TASK STATEMENT: Extract every line of the material that holds the string "thôn".

★ ★ ★

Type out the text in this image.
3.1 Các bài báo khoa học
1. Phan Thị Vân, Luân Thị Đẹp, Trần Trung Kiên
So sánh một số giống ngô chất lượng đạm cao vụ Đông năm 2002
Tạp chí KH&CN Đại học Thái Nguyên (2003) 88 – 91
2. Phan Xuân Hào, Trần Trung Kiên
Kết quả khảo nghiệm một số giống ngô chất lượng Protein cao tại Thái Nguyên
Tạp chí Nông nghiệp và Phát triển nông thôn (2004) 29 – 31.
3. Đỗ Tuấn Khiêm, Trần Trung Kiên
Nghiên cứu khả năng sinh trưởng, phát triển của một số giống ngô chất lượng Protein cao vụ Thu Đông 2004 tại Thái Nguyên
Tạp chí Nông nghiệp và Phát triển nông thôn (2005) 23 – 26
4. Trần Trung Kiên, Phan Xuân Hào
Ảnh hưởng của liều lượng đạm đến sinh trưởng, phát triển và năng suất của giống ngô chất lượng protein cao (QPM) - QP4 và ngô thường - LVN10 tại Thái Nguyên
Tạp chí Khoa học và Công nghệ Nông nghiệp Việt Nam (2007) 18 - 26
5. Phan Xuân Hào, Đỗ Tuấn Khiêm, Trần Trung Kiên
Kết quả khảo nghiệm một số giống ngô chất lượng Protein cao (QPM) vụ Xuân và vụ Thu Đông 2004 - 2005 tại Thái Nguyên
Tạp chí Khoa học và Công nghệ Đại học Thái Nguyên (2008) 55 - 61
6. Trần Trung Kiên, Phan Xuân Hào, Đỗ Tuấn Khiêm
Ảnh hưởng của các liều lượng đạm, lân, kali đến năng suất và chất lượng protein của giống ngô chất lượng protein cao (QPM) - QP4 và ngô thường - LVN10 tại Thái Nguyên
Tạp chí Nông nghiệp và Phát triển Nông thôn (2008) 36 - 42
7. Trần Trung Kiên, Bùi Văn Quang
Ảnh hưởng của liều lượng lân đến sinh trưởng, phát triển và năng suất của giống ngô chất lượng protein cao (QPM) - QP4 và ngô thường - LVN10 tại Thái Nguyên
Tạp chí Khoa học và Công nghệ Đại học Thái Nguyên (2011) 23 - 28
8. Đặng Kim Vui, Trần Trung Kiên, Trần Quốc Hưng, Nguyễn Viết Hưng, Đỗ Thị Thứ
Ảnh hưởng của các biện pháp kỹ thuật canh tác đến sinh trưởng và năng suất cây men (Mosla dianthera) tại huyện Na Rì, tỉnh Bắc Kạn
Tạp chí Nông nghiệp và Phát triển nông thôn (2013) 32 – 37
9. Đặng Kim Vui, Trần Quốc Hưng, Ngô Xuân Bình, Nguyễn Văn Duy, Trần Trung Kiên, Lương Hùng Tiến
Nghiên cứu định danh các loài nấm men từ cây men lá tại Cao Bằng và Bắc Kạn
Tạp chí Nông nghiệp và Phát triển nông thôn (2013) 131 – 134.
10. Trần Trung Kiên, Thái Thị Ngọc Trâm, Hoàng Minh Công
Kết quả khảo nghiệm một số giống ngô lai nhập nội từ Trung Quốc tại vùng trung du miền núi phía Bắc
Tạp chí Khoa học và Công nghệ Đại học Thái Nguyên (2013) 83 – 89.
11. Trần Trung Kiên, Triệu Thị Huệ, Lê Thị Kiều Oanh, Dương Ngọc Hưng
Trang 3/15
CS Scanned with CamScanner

★ ★ ★

RESPONSE:
Tạp chí Nông nghiệp và Phát triển nông thôn (2004) 29 – 31.
Tạp chí Nông nghiệp và Phát triển nông thôn (2005) 23 – 26
Tạp chí Nông nghiệp và Phát triển Nông thôn (2008) 36 - 42
Tạp chí Nông nghiệp và Phát triển nông thôn (2013) 32 – 37
Tạp chí Nông nghiệp và Phát triển nông thôn (2013) 131 – 134.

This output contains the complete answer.